[Records from a data collection]
+ + + + +

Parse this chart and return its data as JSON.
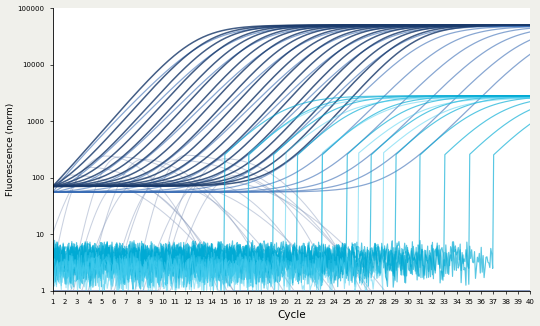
{
  "xlabel": "Cycle",
  "ylabel": "Fluorescence (norm)",
  "background_color": "#f0f0eb",
  "plot_bg": "#ffffff",
  "ylim": [
    1,
    100000
  ],
  "xlim": [
    1,
    40
  ],
  "x_ticks": [
    1,
    2,
    3,
    4,
    5,
    6,
    7,
    8,
    9,
    10,
    11,
    12,
    13,
    14,
    15,
    16,
    17,
    18,
    19,
    20,
    21,
    22,
    23,
    24,
    25,
    26,
    27,
    28,
    29,
    30,
    31,
    32,
    33,
    34,
    35,
    36,
    37,
    38,
    39,
    40
  ],
  "navy_cts": [
    9,
    10,
    11,
    12,
    13,
    14,
    15,
    16,
    17,
    18,
    19,
    20,
    21,
    22,
    23,
    24,
    25,
    26,
    27
  ],
  "navy_plateau": 50000,
  "navy_baseline": 70,
  "navy_color": "#1a3a6b",
  "navy_k": 0.58,
  "midblue_cts": [
    10,
    12,
    14,
    16,
    18,
    20,
    22,
    24,
    26,
    28,
    30,
    32,
    34,
    36,
    38
  ],
  "midblue_plateau": 48000,
  "midblue_baseline": 55,
  "midblue_color": "#3a6db5",
  "midblue_k": 0.52,
  "cyan_cts": [
    16,
    18,
    20,
    22,
    24,
    26,
    28,
    30,
    32,
    34,
    36,
    38
  ],
  "cyan_plateau": 2800,
  "cyan_baseline": 3,
  "cyan_color": "#00aad4",
  "cyan_k": 0.52,
  "lcyan_cts": [
    18,
    21,
    24,
    27,
    29
  ],
  "lcyan_plateau": 2600,
  "lcyan_baseline": 2,
  "lcyan_color": "#44ccee",
  "lcyan_k": 0.48,
  "gray_cts": [
    2,
    3,
    4,
    5,
    6,
    7,
    8,
    9,
    10,
    11,
    12,
    13,
    14,
    15
  ],
  "gray_color": "#8899aa",
  "gray_plateau_range": [
    80,
    250
  ]
}
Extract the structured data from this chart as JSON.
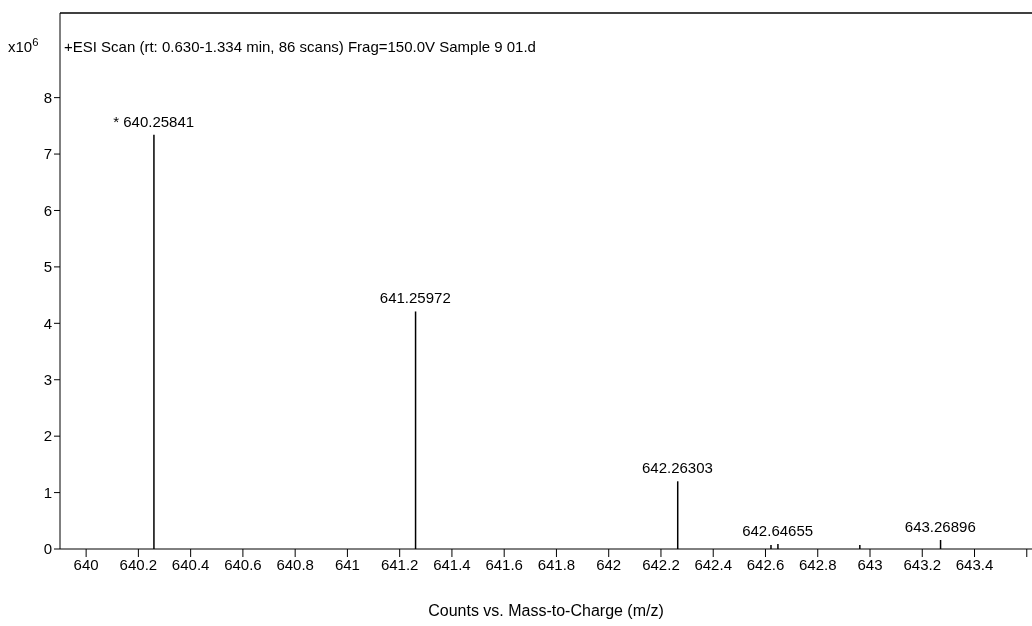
{
  "chart_data": {
    "type": "bar",
    "title": "+ESI Scan (rt: 0.630-1.334 min, 86 scans) Frag=150.0V Sample 9 01.d",
    "xlabel": "Counts vs. Mass-to-Charge (m/z)",
    "ylabel": "x10$^{6}$",
    "x": [
      640.25841,
      641.25972,
      642.26303,
      642.62,
      642.64655,
      642.96,
      643.26896
    ],
    "values": [
      7.34,
      4.21,
      1.2,
      0.07,
      0.09,
      0.07,
      0.16
    ],
    "annotations": [
      {
        "text": "* 640.25841",
        "x": 640.25841,
        "y": 7.34
      },
      {
        "text": "641.25972",
        "x": 641.25972,
        "y": 4.21
      },
      {
        "text": "642.26303",
        "x": 642.26303,
        "y": 1.2
      },
      {
        "text": "642.64655",
        "x": 642.64655,
        "y": 0.09
      },
      {
        "text": "643.26896",
        "x": 643.26896,
        "y": 0.16
      }
    ],
    "color": "#000000",
    "xlim": [
      639.9,
      643.62
    ],
    "ylim": [
      0,
      9.5
    ],
    "xticks": [
      640,
      640.2,
      640.4,
      640.6,
      640.8,
      641,
      641.2,
      641.4,
      641.6,
      641.8,
      642,
      642.2,
      642.4,
      642.6,
      642.8,
      643,
      643.2,
      643.4,
      {
        "value": 643.6,
        "label": null
      }
    ],
    "yticks": [
      0,
      1,
      2,
      3,
      4,
      5,
      6,
      7,
      8
    ],
    "grid": false,
    "legend": false
  }
}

+ + + + +

### WHAT YOU SHOULD DO
Say how many lines in the records hold the string "text", and say nothing else.

### WRITTEN SOLUTION
5